(WORK TO DO):
Pick every line with "POTO" from the material below.
_ _ _ _ _ _ _
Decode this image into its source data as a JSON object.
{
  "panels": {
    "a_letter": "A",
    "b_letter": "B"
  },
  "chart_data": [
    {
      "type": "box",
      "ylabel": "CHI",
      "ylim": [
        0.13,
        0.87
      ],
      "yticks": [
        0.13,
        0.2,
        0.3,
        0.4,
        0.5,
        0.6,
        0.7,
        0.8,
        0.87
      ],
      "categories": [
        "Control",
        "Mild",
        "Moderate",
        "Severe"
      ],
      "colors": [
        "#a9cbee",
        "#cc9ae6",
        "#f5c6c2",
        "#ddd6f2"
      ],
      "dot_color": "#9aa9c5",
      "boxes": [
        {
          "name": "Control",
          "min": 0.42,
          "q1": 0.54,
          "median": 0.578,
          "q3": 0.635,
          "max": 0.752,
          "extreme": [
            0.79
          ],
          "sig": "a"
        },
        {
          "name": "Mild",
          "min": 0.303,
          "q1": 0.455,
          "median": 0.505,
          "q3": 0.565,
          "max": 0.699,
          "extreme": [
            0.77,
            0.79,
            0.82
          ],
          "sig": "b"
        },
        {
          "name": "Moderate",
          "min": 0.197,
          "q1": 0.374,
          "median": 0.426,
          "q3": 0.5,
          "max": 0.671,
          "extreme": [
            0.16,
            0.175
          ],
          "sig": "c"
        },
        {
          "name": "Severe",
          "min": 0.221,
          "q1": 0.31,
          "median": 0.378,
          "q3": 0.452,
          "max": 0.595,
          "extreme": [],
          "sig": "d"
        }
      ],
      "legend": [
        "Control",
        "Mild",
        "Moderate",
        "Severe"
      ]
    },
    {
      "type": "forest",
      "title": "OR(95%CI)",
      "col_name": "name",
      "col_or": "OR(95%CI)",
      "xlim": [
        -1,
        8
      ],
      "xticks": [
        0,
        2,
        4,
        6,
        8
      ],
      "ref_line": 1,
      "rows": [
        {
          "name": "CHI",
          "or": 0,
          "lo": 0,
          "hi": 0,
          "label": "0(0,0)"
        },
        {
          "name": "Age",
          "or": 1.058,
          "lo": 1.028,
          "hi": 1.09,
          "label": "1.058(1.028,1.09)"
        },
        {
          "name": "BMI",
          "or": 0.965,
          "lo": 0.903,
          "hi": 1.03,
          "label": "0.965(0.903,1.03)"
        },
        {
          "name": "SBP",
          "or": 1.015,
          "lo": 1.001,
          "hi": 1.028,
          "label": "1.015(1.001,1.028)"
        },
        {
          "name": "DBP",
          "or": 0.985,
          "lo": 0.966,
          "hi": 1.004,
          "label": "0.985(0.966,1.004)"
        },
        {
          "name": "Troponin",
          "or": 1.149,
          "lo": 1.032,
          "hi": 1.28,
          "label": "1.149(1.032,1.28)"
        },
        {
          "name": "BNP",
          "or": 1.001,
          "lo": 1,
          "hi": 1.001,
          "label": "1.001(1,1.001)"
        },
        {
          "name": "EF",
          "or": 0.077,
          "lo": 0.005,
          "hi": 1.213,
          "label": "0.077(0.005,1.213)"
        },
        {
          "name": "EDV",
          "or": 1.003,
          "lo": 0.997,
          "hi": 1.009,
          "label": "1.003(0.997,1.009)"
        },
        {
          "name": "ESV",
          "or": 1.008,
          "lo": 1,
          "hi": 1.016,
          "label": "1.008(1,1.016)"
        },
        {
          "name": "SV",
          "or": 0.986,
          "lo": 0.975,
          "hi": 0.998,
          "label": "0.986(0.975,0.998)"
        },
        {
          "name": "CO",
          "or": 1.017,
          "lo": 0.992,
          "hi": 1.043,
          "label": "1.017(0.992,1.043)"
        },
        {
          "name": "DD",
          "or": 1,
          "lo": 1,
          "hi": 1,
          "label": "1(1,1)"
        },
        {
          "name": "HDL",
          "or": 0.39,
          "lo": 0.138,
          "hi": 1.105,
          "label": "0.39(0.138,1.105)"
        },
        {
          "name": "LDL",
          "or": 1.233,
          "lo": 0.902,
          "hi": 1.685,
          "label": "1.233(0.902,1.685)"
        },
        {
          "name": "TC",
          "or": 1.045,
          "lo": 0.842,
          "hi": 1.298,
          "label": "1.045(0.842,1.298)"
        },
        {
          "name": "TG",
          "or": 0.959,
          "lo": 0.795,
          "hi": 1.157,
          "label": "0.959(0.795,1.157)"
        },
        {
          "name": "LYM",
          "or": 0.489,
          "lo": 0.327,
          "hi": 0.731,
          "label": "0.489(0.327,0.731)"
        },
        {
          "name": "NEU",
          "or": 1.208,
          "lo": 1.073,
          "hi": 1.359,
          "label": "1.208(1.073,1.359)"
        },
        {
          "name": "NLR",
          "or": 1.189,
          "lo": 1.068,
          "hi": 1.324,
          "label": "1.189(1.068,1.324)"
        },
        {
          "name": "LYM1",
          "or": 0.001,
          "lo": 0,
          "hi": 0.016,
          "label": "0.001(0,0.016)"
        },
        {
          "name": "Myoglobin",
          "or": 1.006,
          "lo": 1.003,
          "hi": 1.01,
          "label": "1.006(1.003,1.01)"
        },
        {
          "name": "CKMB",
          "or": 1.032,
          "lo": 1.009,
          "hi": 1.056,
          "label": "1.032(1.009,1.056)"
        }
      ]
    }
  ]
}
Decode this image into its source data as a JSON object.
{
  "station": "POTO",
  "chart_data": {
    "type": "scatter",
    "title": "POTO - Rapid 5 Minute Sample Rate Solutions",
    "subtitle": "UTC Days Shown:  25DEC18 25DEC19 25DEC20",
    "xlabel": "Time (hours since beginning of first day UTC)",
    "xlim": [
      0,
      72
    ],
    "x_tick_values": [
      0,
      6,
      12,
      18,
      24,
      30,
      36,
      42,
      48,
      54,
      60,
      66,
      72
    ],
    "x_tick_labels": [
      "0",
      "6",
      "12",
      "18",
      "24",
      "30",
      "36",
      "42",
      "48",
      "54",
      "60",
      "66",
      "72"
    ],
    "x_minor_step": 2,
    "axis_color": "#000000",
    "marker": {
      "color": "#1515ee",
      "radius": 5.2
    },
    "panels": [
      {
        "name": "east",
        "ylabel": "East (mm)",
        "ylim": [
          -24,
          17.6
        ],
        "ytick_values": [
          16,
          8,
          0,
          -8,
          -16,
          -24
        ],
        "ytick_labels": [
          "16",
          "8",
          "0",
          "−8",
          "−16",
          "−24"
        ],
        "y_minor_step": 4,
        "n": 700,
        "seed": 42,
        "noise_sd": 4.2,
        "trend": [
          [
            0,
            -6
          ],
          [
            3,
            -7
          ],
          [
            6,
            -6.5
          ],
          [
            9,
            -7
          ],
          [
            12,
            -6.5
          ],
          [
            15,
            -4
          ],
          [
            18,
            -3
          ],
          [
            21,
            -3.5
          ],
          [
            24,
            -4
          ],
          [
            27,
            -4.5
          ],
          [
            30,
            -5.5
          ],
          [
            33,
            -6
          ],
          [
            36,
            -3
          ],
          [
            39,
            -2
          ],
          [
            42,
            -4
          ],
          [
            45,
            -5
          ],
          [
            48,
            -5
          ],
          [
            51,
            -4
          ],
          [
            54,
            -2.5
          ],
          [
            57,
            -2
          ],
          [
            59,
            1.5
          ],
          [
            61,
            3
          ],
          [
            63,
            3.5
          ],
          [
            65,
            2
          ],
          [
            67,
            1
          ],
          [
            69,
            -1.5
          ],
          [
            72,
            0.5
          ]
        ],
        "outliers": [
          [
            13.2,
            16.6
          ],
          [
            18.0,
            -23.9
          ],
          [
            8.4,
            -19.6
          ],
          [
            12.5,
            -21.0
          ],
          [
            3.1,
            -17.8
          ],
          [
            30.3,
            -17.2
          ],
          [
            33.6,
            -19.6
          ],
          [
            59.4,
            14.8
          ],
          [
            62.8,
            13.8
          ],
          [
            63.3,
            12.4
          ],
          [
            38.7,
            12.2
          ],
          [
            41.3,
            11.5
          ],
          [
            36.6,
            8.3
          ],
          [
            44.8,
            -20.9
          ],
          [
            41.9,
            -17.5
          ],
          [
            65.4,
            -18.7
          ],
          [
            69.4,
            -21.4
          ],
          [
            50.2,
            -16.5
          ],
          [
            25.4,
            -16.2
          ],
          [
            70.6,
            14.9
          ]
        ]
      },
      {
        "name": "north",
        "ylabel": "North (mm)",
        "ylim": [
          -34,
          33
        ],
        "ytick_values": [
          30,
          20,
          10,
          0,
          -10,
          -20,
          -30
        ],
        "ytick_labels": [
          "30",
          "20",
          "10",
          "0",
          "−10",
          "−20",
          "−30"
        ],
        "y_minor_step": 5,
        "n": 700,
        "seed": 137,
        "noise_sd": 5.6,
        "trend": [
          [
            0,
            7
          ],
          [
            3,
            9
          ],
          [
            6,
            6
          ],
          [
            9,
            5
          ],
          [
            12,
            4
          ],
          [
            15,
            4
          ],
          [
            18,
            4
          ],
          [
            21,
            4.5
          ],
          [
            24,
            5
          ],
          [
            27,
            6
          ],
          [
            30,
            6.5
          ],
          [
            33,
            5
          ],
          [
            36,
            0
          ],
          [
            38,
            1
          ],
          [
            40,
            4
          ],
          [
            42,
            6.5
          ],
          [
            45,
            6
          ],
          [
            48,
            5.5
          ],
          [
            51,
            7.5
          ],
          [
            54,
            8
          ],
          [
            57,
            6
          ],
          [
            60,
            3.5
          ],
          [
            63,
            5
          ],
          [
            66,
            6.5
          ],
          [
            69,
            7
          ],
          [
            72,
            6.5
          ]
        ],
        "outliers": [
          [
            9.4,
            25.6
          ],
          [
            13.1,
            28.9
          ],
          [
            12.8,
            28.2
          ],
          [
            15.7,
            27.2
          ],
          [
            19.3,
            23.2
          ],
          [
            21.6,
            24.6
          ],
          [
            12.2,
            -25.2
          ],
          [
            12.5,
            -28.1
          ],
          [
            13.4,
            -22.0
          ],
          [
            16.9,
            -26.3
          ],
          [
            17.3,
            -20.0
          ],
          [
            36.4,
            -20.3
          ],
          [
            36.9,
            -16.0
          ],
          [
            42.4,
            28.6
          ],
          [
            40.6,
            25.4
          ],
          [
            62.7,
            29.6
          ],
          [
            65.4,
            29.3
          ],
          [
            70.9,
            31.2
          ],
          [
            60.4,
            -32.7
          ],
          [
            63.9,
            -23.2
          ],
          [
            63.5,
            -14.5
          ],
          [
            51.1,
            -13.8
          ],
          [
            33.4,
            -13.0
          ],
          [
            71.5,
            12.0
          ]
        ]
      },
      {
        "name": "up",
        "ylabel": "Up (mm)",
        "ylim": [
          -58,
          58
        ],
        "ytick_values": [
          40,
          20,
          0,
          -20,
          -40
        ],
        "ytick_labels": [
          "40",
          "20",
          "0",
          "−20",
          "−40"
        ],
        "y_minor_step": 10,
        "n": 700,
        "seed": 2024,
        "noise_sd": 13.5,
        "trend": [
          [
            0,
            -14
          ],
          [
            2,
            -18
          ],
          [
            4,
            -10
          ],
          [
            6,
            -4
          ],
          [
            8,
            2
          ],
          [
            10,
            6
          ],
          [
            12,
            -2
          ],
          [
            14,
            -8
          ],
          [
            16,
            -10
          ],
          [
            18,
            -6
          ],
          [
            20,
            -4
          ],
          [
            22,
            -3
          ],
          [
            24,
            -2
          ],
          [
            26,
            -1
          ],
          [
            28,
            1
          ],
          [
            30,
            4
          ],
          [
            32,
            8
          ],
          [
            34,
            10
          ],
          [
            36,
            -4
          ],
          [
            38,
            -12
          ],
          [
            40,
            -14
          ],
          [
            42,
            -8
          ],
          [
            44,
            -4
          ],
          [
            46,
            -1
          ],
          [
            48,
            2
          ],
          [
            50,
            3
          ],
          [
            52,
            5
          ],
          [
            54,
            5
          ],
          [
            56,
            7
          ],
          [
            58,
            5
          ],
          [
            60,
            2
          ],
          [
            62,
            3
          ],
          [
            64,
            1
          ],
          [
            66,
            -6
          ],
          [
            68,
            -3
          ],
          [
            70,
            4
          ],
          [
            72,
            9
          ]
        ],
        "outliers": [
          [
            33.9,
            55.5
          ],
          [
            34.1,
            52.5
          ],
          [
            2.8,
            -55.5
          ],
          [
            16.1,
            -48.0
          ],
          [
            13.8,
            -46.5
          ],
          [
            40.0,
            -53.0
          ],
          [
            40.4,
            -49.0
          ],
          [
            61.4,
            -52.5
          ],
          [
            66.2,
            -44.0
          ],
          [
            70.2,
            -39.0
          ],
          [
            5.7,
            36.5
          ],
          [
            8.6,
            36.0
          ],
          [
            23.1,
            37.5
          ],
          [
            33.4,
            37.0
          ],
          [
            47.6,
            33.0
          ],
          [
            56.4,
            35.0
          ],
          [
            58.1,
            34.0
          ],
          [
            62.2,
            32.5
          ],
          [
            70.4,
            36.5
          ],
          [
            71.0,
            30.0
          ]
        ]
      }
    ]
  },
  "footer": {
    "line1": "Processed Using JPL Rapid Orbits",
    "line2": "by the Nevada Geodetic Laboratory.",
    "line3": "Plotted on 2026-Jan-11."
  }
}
_ _ _ _ _ _ _
(RESPONSE FOR THIS EXERCISE):
  "station": "POTO",
    "title": "POTO - Rapid 5 Minute Sample Rate Solutions",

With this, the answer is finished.